=== DATA FOR THIS TASK ===

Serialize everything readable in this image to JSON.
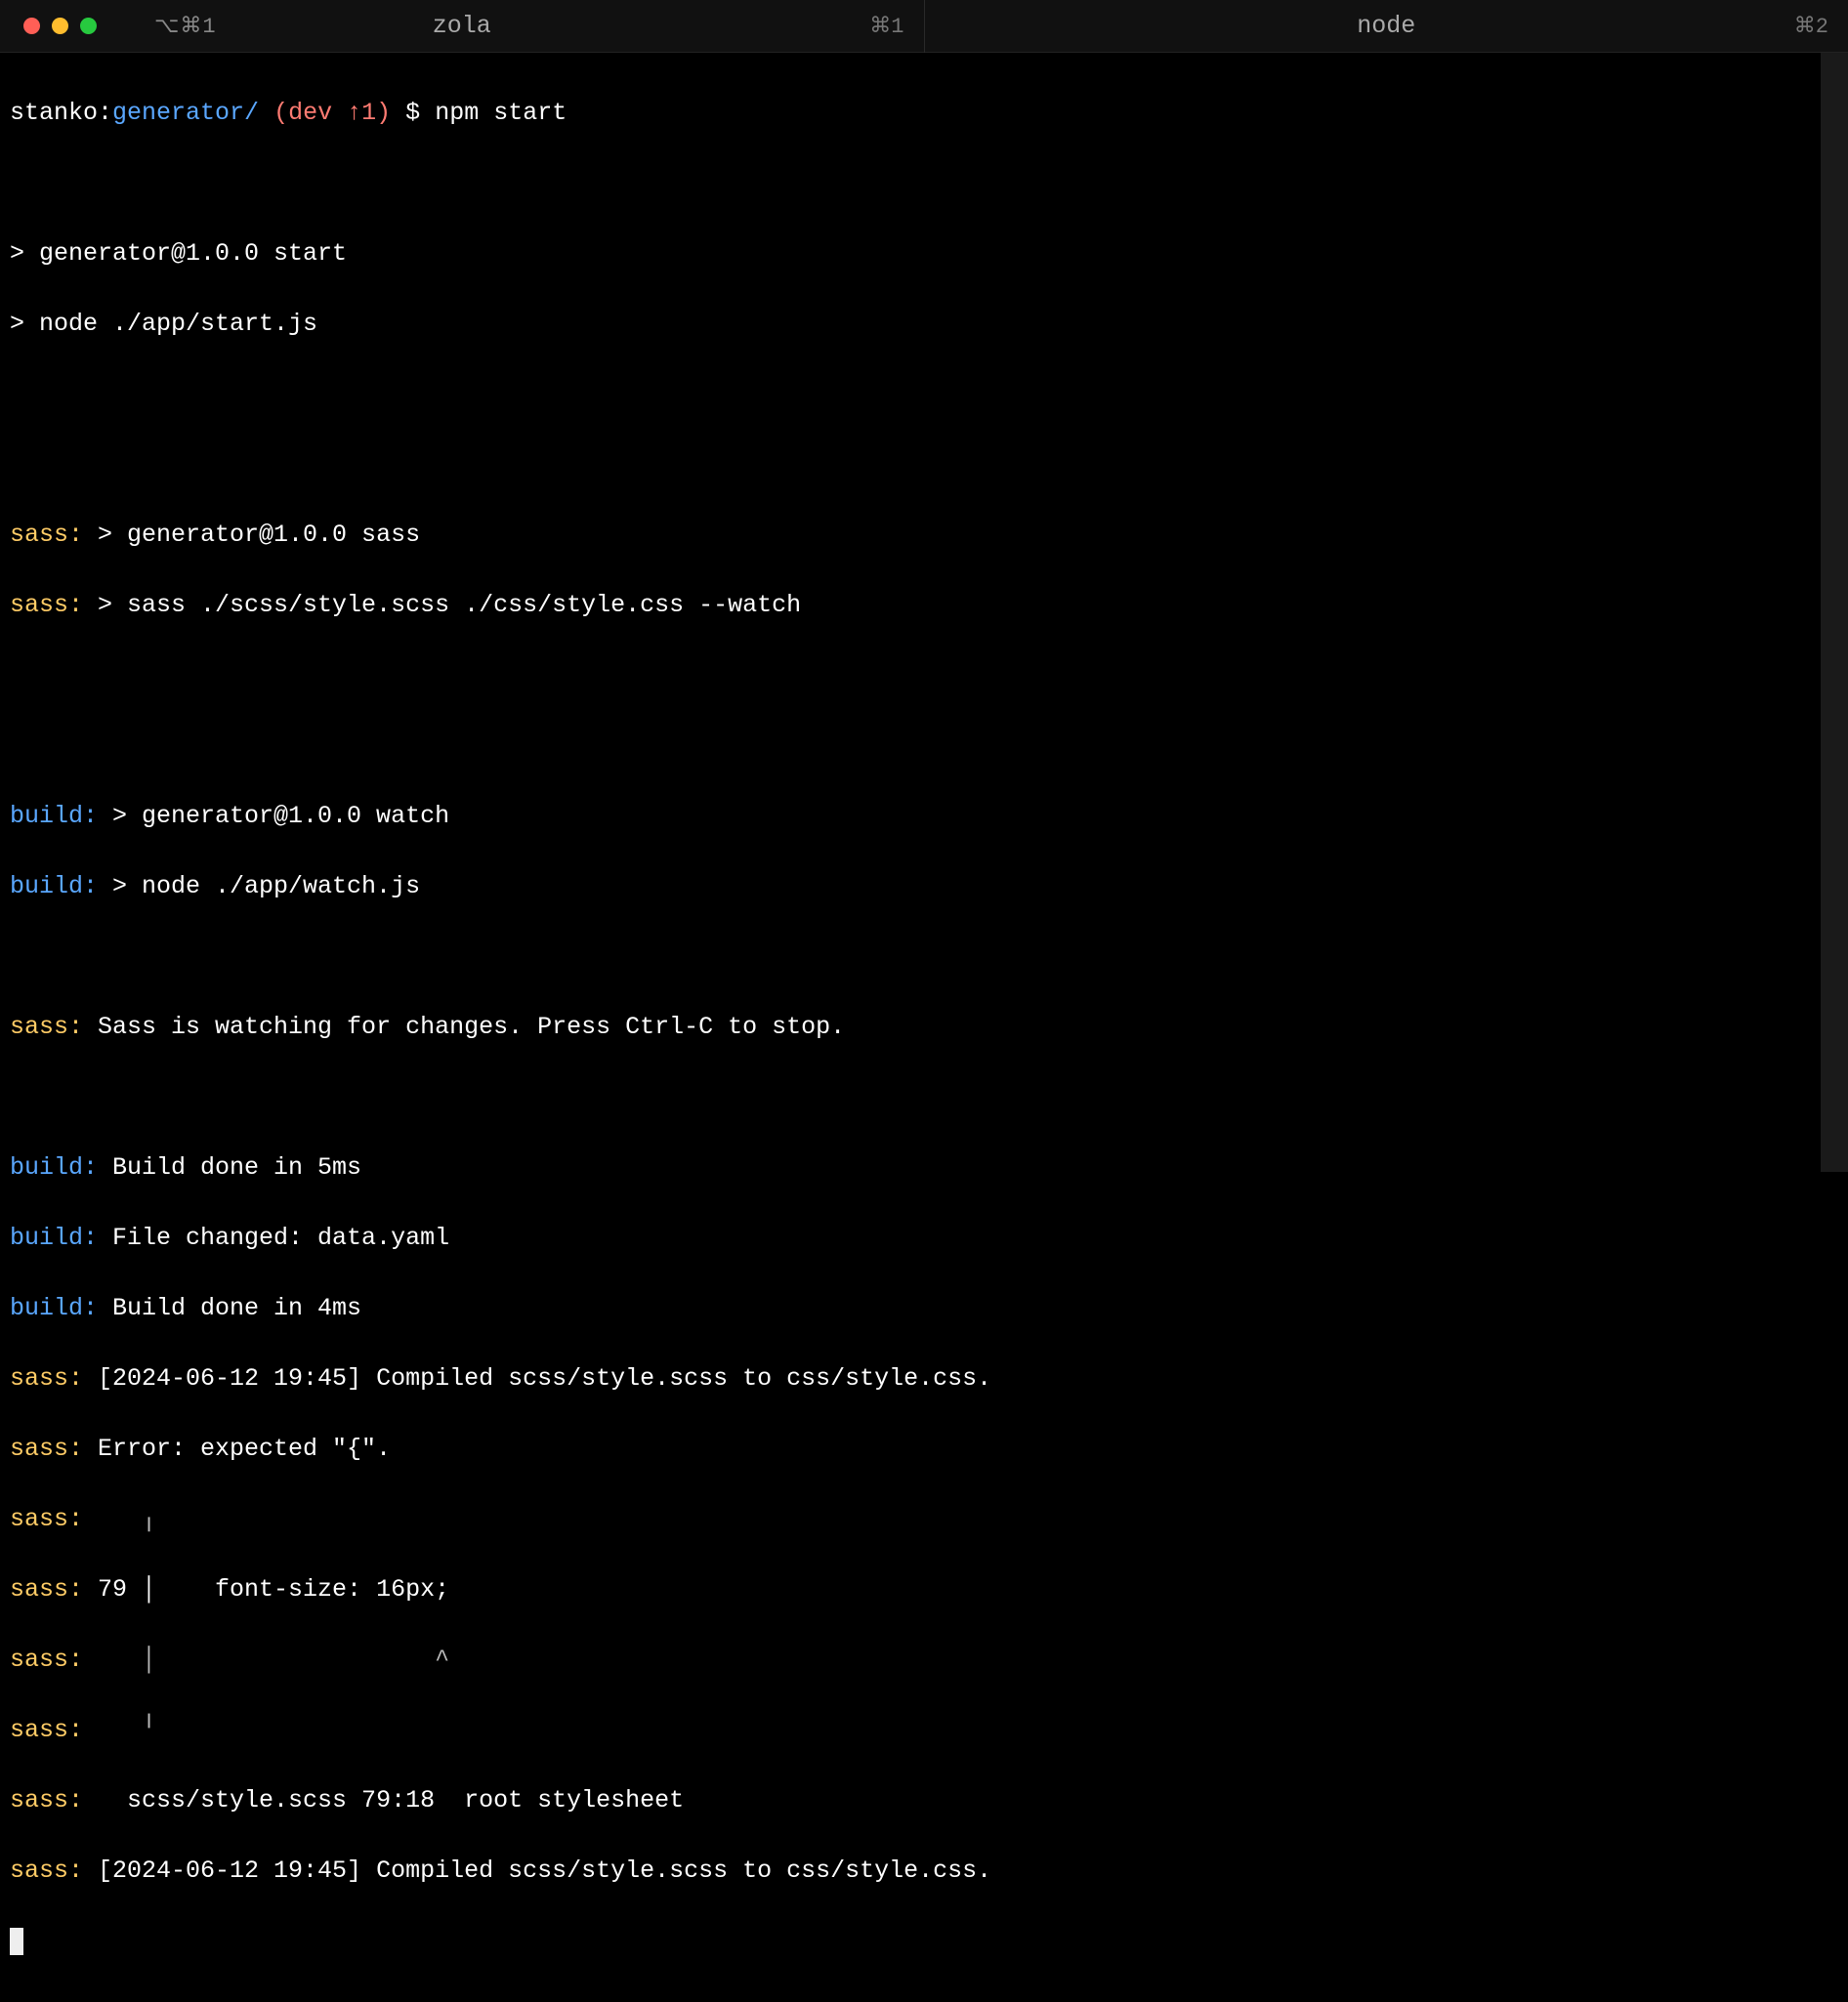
{
  "titlebar": {
    "broadcast_hint": "⌥⌘1",
    "tabs": [
      {
        "label": "zola",
        "shortcut": "⌘1"
      },
      {
        "label": "node",
        "shortcut": "⌘2"
      }
    ]
  },
  "prompt": {
    "user": "stanko",
    "cwd": "generator/",
    "branch": "dev",
    "ahead": "↑1",
    "dollar": "$",
    "command": "npm start"
  },
  "lines": {
    "npm1": "> generator@1.0.0 start",
    "npm2": "> node ./app/start.js",
    "sass_label": "sass:",
    "build_label": "build:",
    "sass1": " > generator@1.0.0 sass",
    "sass2": " > sass ./scss/style.scss ./css/style.css --watch",
    "build1": " > generator@1.0.0 watch",
    "build2": " > node ./app/watch.js",
    "sass_watch": " Sass is watching for changes. Press Ctrl-C to stop.",
    "build_done1": " Build done in 5ms",
    "build_changed": " File changed: data.yaml",
    "build_done2": " Build done in 4ms",
    "sass_compiled1": " [2024-06-12 19:45] Compiled scss/style.scss to css/style.css.",
    "sass_error": " Error: expected \"{\".",
    "sass_frame_top": "    ╷",
    "sass_frame_mid": " 79 │    font-size: 16px;",
    "sass_frame_caret": "    │                   ^",
    "sass_frame_bot": "    ╵",
    "sass_stack": "   scss/style.scss 79:18  root stylesheet",
    "sass_compiled2": " [2024-06-12 19:45] Compiled scss/style.scss to css/style.css."
  }
}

===

TASK OBJECTIVE: Repeat the data in full and exactly. Omit pictures.

COMPLETE OUTPUT:
Serialize everything readable in this image to JSON.
{
  "titlebar": {
    "broadcast_hint": "⌥⌘1",
    "tabs": [
      {
        "label": "zola",
        "shortcut": "⌘1"
      },
      {
        "label": "node",
        "shortcut": "⌘2"
      }
    ]
  },
  "prompt": {
    "user": "stanko",
    "cwd": "generator/",
    "branch": "dev",
    "ahead": "↑1",
    "dollar": "$",
    "command": "npm start"
  },
  "lines": {
    "npm1": "> generator@1.0.0 start",
    "npm2": "> node ./app/start.js",
    "sass_label": "sass:",
    "build_label": "build:",
    "sass1": " > generator@1.0.0 sass",
    "sass2": " > sass ./scss/style.scss ./css/style.css --watch",
    "build1": " > generator@1.0.0 watch",
    "build2": " > node ./app/watch.js",
    "sass_watch": " Sass is watching for changes. Press Ctrl-C to stop.",
    "build_done1": " Build done in 5ms",
    "build_changed": " File changed: data.yaml",
    "build_done2": " Build done in 4ms",
    "sass_compiled1": " [2024-06-12 19:45] Compiled scss/style.scss to css/style.css.",
    "sass_error": " Error: expected \"{\".",
    "sass_frame_top": "    ╷",
    "sass_frame_mid": " 79 │    font-size: 16px;",
    "sass_frame_caret": "    │                   ^",
    "sass_frame_bot": "    ╵",
    "sass_stack": "   scss/style.scss 79:18  root stylesheet",
    "sass_compiled2": " [2024-06-12 19:45] Compiled scss/style.scss to css/style.css."
  }
}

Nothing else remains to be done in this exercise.